### Trecho fornecido:
◆ ◆ ◆ ◆ ◆

Existe uma ausência em ser Shepard que não existe no primeiro jogo da trilogia. A força que define a personagem, a sombra da fama e dos feitos heroicos do passado, ao mesmo tempo se exacerbam e se apagam. Como na morte. E os fatos que preencherão esses vazios não estão mais na própria personagem nem no campo de batalha, mas sim nos outros. Então nos aproximamos de Miranda, Grunt, Tali, Garrus, Jacob, Thane, Jack, Legion, Mordin, Samara e aprendemos sobre suas famílias, suas culturas, as músicas que cantavam na infância e as coisas que doem, as coisas que ficaram para trás. E é buscando esses pedaços dos outros, é os deixando um pouquinho mais completos, que Shepard sim, consegue fechar o capítulo de sua morte, desses dois anos que para ela parecem dois dias, essa irrealidade da reconstrução celular mecânica que a fazer quase tão surreal quanto o universo em que se localiza. A ausência parte e o buraco se fecha, não pela dependência, mas pelo amor.

◆ ◆ ◆ ◆ ◆

### Material extraído:
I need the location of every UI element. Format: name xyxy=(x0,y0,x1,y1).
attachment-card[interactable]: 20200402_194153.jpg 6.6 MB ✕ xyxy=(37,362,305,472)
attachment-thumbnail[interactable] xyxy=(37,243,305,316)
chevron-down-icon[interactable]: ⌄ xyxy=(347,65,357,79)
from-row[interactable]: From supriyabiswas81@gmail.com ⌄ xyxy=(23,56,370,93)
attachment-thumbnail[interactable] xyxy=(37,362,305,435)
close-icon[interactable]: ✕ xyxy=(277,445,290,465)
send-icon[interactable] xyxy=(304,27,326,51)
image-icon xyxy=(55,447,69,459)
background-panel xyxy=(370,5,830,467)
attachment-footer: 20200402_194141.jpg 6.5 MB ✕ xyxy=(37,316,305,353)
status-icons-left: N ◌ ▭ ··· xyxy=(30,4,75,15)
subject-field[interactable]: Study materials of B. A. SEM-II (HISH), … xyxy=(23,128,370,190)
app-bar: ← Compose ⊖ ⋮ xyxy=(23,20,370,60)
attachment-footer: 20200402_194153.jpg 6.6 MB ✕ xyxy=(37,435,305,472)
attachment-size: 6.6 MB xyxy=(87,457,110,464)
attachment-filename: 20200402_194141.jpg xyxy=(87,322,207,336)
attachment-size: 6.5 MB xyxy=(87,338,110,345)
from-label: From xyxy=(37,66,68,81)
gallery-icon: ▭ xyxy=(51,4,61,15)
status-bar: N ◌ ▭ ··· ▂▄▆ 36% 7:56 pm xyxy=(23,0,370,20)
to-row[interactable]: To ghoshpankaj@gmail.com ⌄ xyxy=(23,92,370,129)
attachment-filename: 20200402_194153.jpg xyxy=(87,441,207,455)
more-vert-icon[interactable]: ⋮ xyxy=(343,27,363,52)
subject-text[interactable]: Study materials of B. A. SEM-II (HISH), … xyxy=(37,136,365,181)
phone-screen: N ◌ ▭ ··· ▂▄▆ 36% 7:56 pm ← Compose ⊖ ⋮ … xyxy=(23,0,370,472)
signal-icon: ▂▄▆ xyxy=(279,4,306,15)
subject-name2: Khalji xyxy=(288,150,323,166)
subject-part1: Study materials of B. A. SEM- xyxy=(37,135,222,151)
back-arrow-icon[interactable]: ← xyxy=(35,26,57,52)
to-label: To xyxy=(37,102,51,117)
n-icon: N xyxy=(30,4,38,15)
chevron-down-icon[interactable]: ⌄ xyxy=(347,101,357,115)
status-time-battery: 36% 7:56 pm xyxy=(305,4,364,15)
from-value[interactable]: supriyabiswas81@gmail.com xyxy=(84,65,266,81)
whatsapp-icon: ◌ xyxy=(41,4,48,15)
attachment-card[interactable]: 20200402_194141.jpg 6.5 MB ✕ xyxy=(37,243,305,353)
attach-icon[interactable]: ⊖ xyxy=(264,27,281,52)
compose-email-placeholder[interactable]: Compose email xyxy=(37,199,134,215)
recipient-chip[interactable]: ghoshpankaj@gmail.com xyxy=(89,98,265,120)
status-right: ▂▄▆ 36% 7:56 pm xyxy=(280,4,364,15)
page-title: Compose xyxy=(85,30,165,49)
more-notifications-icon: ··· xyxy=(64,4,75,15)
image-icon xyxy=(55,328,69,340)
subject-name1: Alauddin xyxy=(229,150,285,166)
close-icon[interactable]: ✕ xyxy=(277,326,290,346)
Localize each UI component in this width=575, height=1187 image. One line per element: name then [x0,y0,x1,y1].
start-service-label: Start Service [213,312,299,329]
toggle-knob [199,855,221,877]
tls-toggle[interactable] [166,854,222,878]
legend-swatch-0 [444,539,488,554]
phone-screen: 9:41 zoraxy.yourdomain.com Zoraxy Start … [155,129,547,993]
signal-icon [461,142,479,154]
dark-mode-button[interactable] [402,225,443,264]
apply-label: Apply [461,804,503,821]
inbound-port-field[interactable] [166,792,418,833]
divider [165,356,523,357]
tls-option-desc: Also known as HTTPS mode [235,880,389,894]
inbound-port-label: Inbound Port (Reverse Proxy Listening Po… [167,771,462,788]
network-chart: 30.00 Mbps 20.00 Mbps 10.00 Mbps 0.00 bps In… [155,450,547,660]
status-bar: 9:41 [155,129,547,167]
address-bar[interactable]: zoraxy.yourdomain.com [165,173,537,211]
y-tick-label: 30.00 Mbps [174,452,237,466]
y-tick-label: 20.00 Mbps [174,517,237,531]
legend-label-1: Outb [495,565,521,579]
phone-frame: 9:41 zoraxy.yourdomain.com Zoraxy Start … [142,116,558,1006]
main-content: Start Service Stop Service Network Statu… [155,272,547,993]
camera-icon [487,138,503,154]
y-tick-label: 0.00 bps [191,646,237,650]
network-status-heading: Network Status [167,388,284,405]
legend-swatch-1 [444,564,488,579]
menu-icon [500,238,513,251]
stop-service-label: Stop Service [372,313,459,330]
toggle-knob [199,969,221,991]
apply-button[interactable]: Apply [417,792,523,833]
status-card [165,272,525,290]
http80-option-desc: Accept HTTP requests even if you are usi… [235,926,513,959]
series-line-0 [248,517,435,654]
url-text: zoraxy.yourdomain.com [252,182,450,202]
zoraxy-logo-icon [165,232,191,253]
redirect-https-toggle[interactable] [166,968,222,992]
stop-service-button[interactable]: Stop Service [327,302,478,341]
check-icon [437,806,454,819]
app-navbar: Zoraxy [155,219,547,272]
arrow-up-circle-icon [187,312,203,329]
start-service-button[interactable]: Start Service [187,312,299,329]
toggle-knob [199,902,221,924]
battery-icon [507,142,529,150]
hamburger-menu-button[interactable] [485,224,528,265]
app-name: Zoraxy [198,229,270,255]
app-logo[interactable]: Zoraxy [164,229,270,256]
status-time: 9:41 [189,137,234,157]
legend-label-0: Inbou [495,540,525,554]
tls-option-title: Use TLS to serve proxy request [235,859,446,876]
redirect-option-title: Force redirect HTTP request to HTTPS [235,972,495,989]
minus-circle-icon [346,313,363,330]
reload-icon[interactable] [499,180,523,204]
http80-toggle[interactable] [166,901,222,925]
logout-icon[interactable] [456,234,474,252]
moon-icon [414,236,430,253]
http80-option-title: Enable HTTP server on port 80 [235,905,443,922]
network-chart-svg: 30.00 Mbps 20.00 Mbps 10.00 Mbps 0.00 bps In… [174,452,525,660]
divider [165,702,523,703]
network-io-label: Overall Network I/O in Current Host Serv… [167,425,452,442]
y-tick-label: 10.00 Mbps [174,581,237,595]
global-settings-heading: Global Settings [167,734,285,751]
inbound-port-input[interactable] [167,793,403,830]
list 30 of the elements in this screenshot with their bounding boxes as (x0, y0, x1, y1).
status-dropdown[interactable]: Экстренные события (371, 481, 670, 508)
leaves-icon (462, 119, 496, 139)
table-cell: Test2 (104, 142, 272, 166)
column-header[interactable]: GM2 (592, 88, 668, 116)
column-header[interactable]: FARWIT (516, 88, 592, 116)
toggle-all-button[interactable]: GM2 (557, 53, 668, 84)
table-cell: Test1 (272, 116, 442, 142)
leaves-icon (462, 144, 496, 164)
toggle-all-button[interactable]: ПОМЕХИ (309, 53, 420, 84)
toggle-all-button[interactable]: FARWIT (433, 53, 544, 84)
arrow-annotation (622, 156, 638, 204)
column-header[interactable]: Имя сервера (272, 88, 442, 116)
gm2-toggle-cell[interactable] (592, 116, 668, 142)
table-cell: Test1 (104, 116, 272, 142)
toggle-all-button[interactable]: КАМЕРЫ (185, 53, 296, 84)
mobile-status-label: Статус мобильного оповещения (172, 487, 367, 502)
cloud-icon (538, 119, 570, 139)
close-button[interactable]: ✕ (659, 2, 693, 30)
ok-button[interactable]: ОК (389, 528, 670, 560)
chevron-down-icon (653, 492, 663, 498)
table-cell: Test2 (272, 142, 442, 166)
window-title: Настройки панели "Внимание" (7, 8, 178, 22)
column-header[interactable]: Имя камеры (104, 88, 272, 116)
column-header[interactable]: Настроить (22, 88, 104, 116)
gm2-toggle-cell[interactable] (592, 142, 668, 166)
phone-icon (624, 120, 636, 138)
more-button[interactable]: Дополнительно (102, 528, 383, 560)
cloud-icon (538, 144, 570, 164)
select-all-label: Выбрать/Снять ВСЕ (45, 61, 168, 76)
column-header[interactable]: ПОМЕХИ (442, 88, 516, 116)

◆ ◆ ◆ ◆ ◆

### Requisito:
Responda, com base no trecho fornecido:
1. Em qual jogo da trilogia não existe a ausência em ser Shepard?
2. Quanto tempo parecem a Shepard os dois anos de sua morte?
3. Segundo a última frase, o buraco se fecha por quê?
As linhas constituem material independente do trecho.

### Resultado do exercício:
1. No primeiro jogo da trilogia.
2. Parecem dois dias.
3. Pelo amor, não pela dependência.